## WHAT IS NEEDED:
In the article below on exercise and genetic heart risk, what percentage reductions in risk are reported, and what does each one refer to?

Regular exercise can beat genetic factors for heart diseases
It is well-known that regular exercise can help prevent heart disease. But can it do so even if your family history puts you at a higher risk? Yes, according to a new study that analyzed a large cohort of individuals from the United Kingdom.
“Even if you are at a high genetic risk, you can improve your chances of remaining in good cardiovascular health by doing exercise,” said senior study author Dr. Erik Ingelsson, a professor of medicine at Stanford University in California.
The paper titled “Associations of Fitness, Physical Activity, Strength, and Genetic Risk With Cardiovascular Disease: Longitudinal Analyses in the UK Biobank Study” was published in the journal Circulation on April 9.
As a part of the large study, researchers examined over 500,000 participants from the UK Biobank who were between the ages of 40 to 69. Upon enrollment, none of the participants were diagnosed with heart disease. The researchers measured their physical strength and activity to estimate their associations with cardiovascular events and all-cause death. Treadmill tests and questionnaires were used to assess levels of fitness while hand-held tools were used to measure grip strength.
Next, researchers examined the associations of these factors by classifying participants based on their genetic risk for heart disease and abnormal heart rhythm (atrial fibrillation). The results showed, regardless of genes, better fitness levels were associated with a lower risk of developing heart problems.
In the group of intermediate risk, those with the strongest grips were 36 percent less likely to develop coronary heart disease and 46 percent less likely to develop atrial fibrillation when compared to those with the weakest grip strength. Among participants who were at high genetic risk, cardiorespiratory fitness was linked to a 49 percent lower risk for coronary heart disease and a 60 percent lower risk for atrial fibrillation.
“Fitness and physical activity demonstrated inverse associations with incident cardiovascular disease in the general population, as well as in individuals with elevated genetic risk for these diseases,” the authors stated in conclusion.
Over the years, heart disease has been noted as the leading cause of death in the United States. To lower the risk of heart attack and stroke, the American Heart Association (AHA) recommends at least 150 minutes of moderate exercise per week. The simplest change to start with is to take up walking every day. Aerobics, swimming, running, and biking can also make a huge difference when included in weekly routines.
“Exercise really is the best medicine,“ says Dr. Suzanne Steinbaum, who is a cardiologist and spokesperson for AHA. Dr.
Steinbaum advises the gym isn’t always necessary as the key is to increase your heart rate. This can also be achieved by dancing, climbing the stairs, or performing jumping jacks.
“So often, I hear people say, ‘Well, heart disease is in my family, so I’m going to get it.’ But even if you have a genetic predisposition, exercise can change your outcome. It’s still in your hands,” she said, highlighting the findings of the study.

[Stored entries]
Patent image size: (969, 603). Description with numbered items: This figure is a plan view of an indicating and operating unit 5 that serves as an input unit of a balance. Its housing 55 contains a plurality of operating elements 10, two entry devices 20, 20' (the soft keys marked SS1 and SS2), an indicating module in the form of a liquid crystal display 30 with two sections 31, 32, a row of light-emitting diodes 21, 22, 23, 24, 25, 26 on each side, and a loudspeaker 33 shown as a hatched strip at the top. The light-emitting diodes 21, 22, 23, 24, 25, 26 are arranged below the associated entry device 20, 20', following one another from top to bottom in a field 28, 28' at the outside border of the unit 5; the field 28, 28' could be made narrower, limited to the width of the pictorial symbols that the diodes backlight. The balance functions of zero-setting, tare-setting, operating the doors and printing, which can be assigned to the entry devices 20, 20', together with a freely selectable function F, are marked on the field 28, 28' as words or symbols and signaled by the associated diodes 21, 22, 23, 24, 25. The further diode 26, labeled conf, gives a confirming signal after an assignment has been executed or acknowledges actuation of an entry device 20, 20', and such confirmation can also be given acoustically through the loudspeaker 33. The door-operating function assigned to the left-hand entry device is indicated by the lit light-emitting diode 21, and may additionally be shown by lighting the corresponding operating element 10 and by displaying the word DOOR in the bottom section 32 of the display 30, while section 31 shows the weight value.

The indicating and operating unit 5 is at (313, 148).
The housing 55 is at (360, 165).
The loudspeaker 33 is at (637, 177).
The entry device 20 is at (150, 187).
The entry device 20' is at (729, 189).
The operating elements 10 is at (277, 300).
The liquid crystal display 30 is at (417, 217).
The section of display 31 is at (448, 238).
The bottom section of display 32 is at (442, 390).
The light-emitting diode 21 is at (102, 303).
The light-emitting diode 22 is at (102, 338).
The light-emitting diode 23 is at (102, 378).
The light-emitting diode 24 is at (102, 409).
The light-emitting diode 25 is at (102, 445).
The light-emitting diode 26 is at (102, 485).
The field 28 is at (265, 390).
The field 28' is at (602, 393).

## EXERCISE RESPONSE:
- 36 percent: lower likelihood of coronary heart disease among intermediate-risk participants with the strongest grips, compared with those with the weakest grip strength.
- 46 percent: lower likelihood of atrial fibrillation in that same intermediate-risk comparison.
- 49 percent: lower risk for coronary heart disease linked to cardiorespiratory fitness among participants at high genetic risk.
- 60 percent: lower risk for atrial fibrillation linked to cardiorespiratory fitness among participants at high genetic risk.